• **EXERCISE TASK**: Extract from the listing each line in which the word "xlabel" appears.

• **ENTRIES**:
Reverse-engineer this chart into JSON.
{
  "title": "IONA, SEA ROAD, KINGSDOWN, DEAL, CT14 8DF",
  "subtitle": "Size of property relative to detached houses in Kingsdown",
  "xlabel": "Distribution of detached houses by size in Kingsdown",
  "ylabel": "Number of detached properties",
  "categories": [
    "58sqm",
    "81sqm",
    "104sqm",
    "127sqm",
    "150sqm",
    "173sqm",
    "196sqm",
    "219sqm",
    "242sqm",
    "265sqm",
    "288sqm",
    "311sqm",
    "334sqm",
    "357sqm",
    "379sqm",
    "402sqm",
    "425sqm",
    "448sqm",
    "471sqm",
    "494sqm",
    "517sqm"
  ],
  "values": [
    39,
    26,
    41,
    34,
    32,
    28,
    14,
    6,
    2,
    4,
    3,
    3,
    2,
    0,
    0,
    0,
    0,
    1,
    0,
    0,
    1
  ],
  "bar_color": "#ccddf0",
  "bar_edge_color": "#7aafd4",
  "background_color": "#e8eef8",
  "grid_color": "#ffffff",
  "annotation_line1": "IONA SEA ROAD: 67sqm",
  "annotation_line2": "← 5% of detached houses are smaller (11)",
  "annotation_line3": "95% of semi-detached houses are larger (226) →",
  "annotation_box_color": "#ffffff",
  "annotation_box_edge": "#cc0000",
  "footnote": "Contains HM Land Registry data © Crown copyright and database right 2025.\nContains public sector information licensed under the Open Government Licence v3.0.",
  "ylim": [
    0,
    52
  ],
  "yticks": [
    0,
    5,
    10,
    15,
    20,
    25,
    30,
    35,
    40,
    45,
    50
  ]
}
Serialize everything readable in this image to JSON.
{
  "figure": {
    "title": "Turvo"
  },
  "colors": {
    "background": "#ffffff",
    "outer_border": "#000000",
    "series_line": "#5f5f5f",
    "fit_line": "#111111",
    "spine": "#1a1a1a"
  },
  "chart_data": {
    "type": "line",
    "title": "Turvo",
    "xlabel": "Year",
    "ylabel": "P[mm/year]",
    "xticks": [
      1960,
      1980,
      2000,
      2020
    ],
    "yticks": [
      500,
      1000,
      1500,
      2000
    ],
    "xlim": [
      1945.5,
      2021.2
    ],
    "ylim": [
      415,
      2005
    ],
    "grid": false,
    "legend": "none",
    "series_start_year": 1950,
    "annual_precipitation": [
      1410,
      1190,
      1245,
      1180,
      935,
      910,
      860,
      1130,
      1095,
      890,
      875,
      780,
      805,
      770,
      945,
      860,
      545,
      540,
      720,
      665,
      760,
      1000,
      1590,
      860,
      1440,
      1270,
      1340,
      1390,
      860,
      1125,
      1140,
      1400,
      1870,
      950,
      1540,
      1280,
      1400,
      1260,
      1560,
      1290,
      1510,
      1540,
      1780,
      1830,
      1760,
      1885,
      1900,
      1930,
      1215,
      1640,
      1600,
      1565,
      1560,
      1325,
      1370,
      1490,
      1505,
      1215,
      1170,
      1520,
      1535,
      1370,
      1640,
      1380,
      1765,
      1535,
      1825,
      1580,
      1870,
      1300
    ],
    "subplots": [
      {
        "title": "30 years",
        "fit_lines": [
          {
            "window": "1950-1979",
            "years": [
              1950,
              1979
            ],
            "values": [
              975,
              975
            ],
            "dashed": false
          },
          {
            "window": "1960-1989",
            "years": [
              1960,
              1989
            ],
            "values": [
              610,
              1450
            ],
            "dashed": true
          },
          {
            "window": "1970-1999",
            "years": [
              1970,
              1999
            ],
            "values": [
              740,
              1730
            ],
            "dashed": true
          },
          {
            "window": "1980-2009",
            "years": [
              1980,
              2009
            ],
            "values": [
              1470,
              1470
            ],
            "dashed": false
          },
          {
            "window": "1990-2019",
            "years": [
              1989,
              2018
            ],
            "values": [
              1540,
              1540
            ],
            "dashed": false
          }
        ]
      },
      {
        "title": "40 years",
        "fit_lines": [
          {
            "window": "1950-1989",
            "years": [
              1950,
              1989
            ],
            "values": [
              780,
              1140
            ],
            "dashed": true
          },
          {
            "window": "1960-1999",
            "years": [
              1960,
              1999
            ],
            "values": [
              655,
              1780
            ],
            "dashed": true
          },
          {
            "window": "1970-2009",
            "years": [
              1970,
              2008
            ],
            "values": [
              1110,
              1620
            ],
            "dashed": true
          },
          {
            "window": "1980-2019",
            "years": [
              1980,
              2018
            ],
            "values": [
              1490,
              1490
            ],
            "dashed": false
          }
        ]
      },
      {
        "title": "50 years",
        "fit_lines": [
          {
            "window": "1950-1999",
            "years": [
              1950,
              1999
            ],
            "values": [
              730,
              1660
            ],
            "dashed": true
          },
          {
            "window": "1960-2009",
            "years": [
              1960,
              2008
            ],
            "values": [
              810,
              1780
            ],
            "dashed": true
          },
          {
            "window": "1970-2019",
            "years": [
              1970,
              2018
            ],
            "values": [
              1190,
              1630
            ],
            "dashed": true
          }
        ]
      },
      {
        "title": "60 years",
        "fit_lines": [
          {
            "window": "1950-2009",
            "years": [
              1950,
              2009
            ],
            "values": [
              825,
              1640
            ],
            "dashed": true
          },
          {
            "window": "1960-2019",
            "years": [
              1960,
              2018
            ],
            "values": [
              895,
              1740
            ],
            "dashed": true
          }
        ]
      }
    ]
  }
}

• **TASK ANSWER**:
  "xlabel": "Distribution of detached houses by size in Kingsdown",
    "xlabel": "Year",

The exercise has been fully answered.